### Your instructions
Write each line out again exactly as written.
* begin Given records *
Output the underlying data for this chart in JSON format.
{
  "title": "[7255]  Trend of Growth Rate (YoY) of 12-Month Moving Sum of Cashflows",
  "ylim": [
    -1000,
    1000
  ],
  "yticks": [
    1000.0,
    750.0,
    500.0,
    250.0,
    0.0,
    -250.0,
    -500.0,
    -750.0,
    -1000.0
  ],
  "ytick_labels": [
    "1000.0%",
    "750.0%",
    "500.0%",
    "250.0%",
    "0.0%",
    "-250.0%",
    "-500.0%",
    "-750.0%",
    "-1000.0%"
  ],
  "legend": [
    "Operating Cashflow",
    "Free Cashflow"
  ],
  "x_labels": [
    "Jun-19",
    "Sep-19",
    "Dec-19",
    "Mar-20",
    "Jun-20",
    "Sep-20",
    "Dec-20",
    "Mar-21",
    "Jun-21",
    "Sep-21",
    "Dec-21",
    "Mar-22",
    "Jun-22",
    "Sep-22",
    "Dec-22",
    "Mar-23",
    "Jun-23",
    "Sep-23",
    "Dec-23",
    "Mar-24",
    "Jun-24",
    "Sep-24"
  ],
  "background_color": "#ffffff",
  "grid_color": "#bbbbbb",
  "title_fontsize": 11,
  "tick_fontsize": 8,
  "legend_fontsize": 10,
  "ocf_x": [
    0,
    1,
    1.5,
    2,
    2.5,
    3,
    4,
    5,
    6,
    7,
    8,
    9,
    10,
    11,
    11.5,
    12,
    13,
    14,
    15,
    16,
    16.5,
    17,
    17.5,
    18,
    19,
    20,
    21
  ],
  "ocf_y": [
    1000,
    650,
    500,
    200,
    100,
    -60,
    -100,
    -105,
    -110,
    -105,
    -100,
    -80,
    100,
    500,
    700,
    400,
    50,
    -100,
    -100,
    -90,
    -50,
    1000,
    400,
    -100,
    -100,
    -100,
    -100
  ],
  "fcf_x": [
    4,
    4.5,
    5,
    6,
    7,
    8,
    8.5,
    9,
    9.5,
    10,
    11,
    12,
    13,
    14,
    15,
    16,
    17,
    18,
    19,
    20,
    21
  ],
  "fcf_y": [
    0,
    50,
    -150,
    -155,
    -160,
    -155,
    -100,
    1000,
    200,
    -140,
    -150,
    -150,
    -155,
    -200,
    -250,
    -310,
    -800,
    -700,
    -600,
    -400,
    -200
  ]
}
* end Given records *
### Written response
Output the underlying data for this chart in JSON format.
{
  "title": "[7255]  Trend of Growth Rate (YoY) of 12-Month Moving Sum of Cashflows",
  "ylim": [
    -1000,
    1000
  ],
  "yticks": [
    1000.0,
    750.0,
    500.0,
    250.0,
    0.0,
    -250.0,
    -500.0,
    -750.0,
    -1000.0
  ],
  "ytick_labels": [
    "1000.0%",
    "750.0%",
    "500.0%",
    "250.0%",
    "0.0%",
    "-250.0%",
    "-500.0%",
    "-750.0%",
    "-1000.0%"
  ],
  "legend": [
    "Operating Cashflow",
    "Free Cashflow"
  ],
  "x_labels": [
    "Jun-19",
    "Sep-19",
    "Dec-19",
    "Mar-20",
    "Jun-20",
    "Sep-20",
    "Dec-20",
    "Mar-21",
    "Jun-21",
    "Sep-21",
    "Dec-21",
    "Mar-22",
    "Jun-22",
    "Sep-22",
    "Dec-22",
    "Mar-23",
    "Jun-23",
    "Sep-23",
    "Dec-23",
    "Mar-24",
    "Jun-24",
    "Sep-24"
  ],
  "background_color": "#ffffff",
  "grid_color": "#bbbbbb",
  "title_fontsize": 11,
  "tick_fontsize": 8,
  "legend_fontsize": 10,
  "ocf_x": [
    0,
    1,
    1.5,
    2,
    2.5,
    3,
    4,
    5,
    6,
    7,
    8,
    9,
    10,
    11,
    11.5,
    12,
    13,
    14,
    15,
    16,
    16.5,
    17,
    17.5,
    18,
    19,
    20,
    21
  ],
  "ocf_y": [
    1000,
    650,
    500,
    200,
    100,
    -60,
    -100,
    -105,
    -110,
    -105,
    -100,
    -80,
    100,
    500,
    700,
    400,
    50,
    -100,
    -100,
    -90,
    -50,
    1000,
    400,
    -100,
    -100,
    -100,
    -100
  ],
  "fcf_x": [
    4,
    4.5,
    5,
    6,
    7,
    8,
    8.5,
    9,
    9.5,
    10,
    11,
    12,
    13,
    14,
    15,
    16,
    17,
    18,
    19,
    20,
    21
  ],
  "fcf_y": [
    0,
    50,
    -150,
    -155,
    -160,
    -155,
    -100,
    1000,
    200,
    -140,
    -150,
    -150,
    -155,
    -200,
    -250,
    -310,
    -800,
    -700,
    -600,
    -400,
    -200
  ]
}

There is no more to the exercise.